**Instructions for the task:** Show each line of the material below that contains the string "如图所示". Case counts when matching.
+--
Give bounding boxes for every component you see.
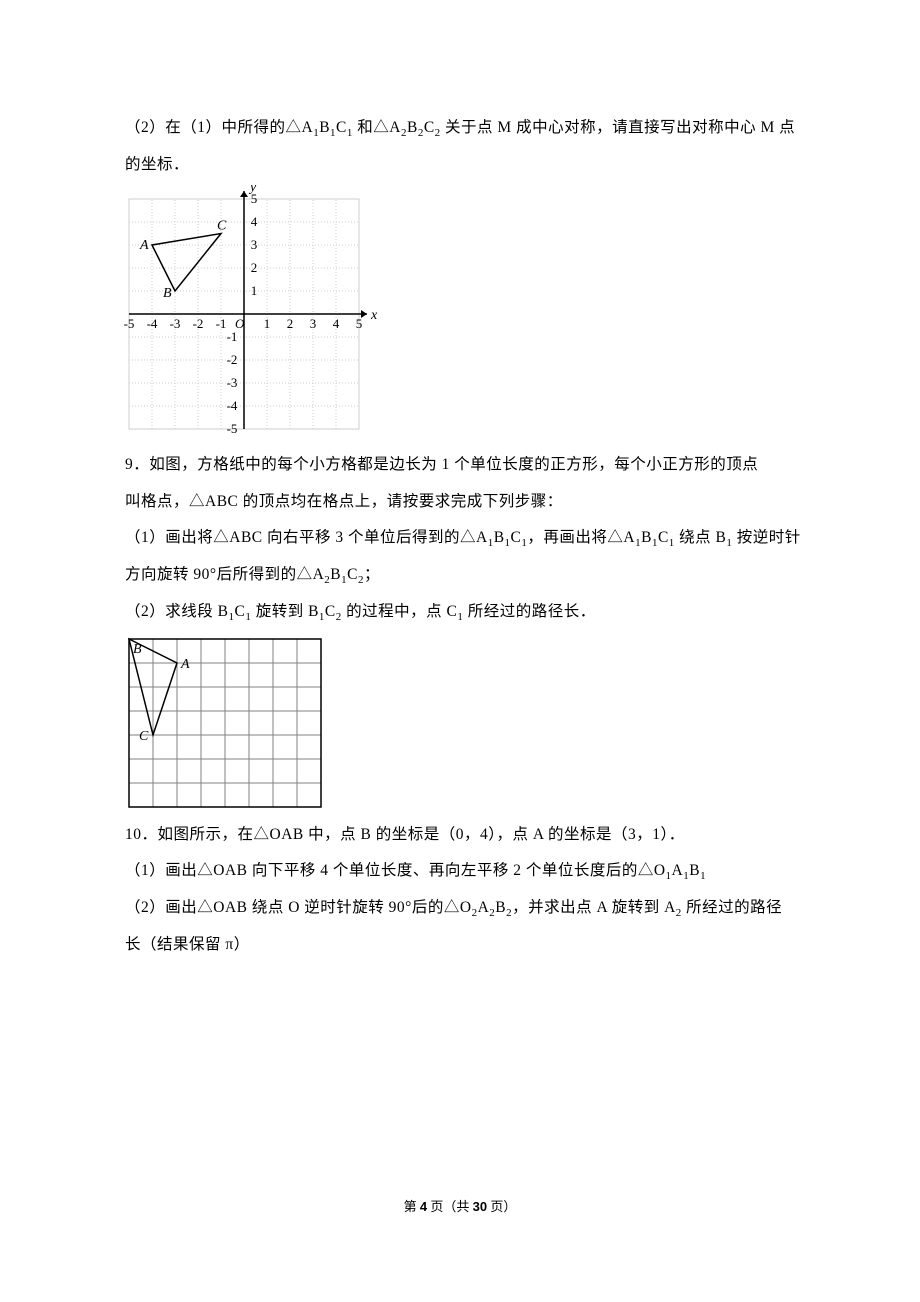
t: B: [330, 566, 341, 583]
t: B: [494, 529, 505, 546]
q9-line3: （1）画出将△ABC 向右平移 3 个单位后得到的△A1B1C1，再画出将△A1…: [125, 520, 795, 557]
q9-line4: 方向旋转 90°后所得到的△A2B1C2；: [125, 557, 795, 594]
svg-text:-1: -1: [216, 316, 227, 331]
para-2-line1: （2）在（1）中所得的△A1B1C1 和△A2B2C2 关于点 M 成中心对称，…: [125, 110, 795, 147]
t: C: [347, 566, 358, 583]
t: （2）画出△OAB 绕点 O 逆时针旋转 90°后的△O: [125, 899, 472, 916]
svg-text:-2: -2: [193, 316, 204, 331]
svg-text:B: B: [133, 642, 142, 657]
q10-line4: 长（结果保留 π）: [125, 927, 795, 963]
svg-text:O: O: [235, 316, 245, 331]
content-block: （2）在（1）中所得的△A1B1C1 和△A2B2C2 关于点 M 成中心对称，…: [125, 110, 795, 964]
t: （1）画出将△ABC 向右平移 3 个单位后得到的△A: [125, 529, 488, 546]
t: C: [234, 603, 245, 620]
svg-text:1: 1: [251, 283, 258, 298]
svg-text:-1: -1: [227, 329, 238, 344]
page: （2）在（1）中所得的△A1B1C1 和△A2B2C2 关于点 M 成中心对称，…: [0, 0, 920, 1302]
t: A: [672, 862, 684, 879]
svg-text:3: 3: [251, 237, 258, 252]
t: 绕点 B: [675, 529, 727, 546]
t: 9．如图，方格纸中的每个小方格都是边长为 1 个单位长度的正方形，每个小正方形的…: [125, 456, 758, 473]
figure-grid-plain: B A C: [125, 635, 795, 813]
t: 的过程中，点 C: [342, 603, 458, 620]
t: C: [511, 529, 522, 546]
t: ，再画出将△A: [527, 529, 635, 546]
svg-text:x: x: [370, 308, 378, 323]
svg-text:4: 4: [251, 214, 258, 229]
t: 的坐标．: [125, 156, 189, 173]
q9-line2: 叫格点，△ABC 的顶点均在格点上，请按要求完成下列步骤：: [125, 484, 795, 520]
svg-text:-5: -5: [124, 316, 135, 331]
para-2-line2: 的坐标．: [125, 147, 795, 183]
svg-text:C: C: [217, 219, 227, 234]
t: （2）在（1）中所得的△A: [125, 119, 313, 136]
t: C: [658, 529, 669, 546]
t: C: [325, 603, 336, 620]
svg-text:-4: -4: [227, 398, 238, 413]
svg-text:-4: -4: [147, 316, 158, 331]
svg-text:1: 1: [264, 316, 271, 331]
t: C: [424, 119, 435, 136]
svg-text:y: y: [248, 185, 257, 195]
svg-text:5: 5: [356, 316, 363, 331]
t: B: [319, 119, 330, 136]
t: A: [478, 899, 490, 916]
svg-text:B: B: [163, 286, 172, 301]
svg-text:3: 3: [310, 316, 317, 331]
svg-text:2: 2: [287, 316, 294, 331]
t: 旋转到 B: [251, 603, 319, 620]
q10-line3: （2）画出△OAB 绕点 O 逆时针旋转 90°后的△O2A2B2，并求出点 A…: [125, 890, 795, 927]
t: B: [495, 899, 506, 916]
q10-line2: （1）画出△OAB 向下平移 4 个单位长度、再向左平移 2 个单位长度后的△O…: [125, 853, 795, 890]
t: （2）求线段 B: [125, 603, 228, 620]
t: B: [641, 529, 652, 546]
t: 按逆时针: [732, 529, 800, 546]
footer-text: 页）: [487, 1199, 516, 1214]
t: 所经过的路径: [682, 899, 782, 916]
q9-line5: （2）求线段 B1C1 旋转到 B1C2 的过程中，点 C1 所经过的路径长．: [125, 594, 795, 631]
svg-text:A: A: [139, 238, 149, 253]
svg-text:-3: -3: [170, 316, 181, 331]
s: 1: [700, 871, 706, 883]
t: 所经过的路径长．: [463, 603, 595, 620]
t: 和△A: [353, 119, 401, 136]
plain-grid-svg: B A C: [125, 635, 325, 813]
t: B: [407, 119, 418, 136]
footer-text: 页（共: [427, 1199, 473, 1214]
svg-text:C: C: [139, 729, 149, 744]
svg-text:-2: -2: [227, 352, 238, 367]
footer-text: 第: [404, 1199, 420, 1214]
t: 关于点 M 成中心对称，请直接写出对称中心 M 点: [441, 119, 795, 136]
t: （1）画出△OAB 向下平移 4 个单位长度、再向左平移 2 个单位长度后的△O: [125, 862, 666, 879]
figure-grid-coords: -5-4-3-2-112345-5-4-3-2-112345OxyABC: [111, 185, 795, 445]
t: C: [336, 119, 347, 136]
t: 长（结果保留 π）: [125, 936, 250, 953]
t: B: [689, 862, 700, 879]
svg-text:-5: -5: [227, 421, 238, 436]
coord-grid-svg: -5-4-3-2-112345-5-4-3-2-112345OxyABC: [111, 185, 389, 445]
footer-total: 30: [473, 1199, 487, 1214]
svg-text:2: 2: [251, 260, 258, 275]
svg-text:A: A: [180, 657, 190, 672]
t: 10．如图所示，在△OAB 中，点 B 的坐标是（0，4），点 A 的坐标是（3…: [125, 826, 685, 843]
t: 方向旋转 90°后所得到的△A: [125, 566, 324, 583]
q10-line1: 10．如图所示，在△OAB 中，点 B 的坐标是（0，4），点 A 的坐标是（3…: [125, 817, 795, 853]
svg-text:-3: -3: [227, 375, 238, 390]
svg-text:4: 4: [333, 316, 340, 331]
t: ，并求出点 A 旋转到 A: [512, 899, 676, 916]
t: ；: [364, 566, 380, 583]
page-footer: 第 4 页（共 30 页）: [0, 1196, 920, 1215]
q9-line1: 9．如图，方格纸中的每个小方格都是边长为 1 个单位长度的正方形，每个小正方形的…: [125, 447, 795, 483]
t: 叫格点，△ABC 的顶点均在格点上，请按要求完成下列步骤：: [125, 493, 563, 510]
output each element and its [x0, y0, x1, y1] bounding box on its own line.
+--
**Written solution:**
t: 10．如图所示，在△OAB 中，点 B 的坐标是（0，4），点 A 的坐标是（3…: [125, 826, 685, 843]
q10-line1: 10．如图所示，在△OAB 中，点 B 的坐标是（0，4），点 A 的坐标是（3…: [125, 817, 795, 853]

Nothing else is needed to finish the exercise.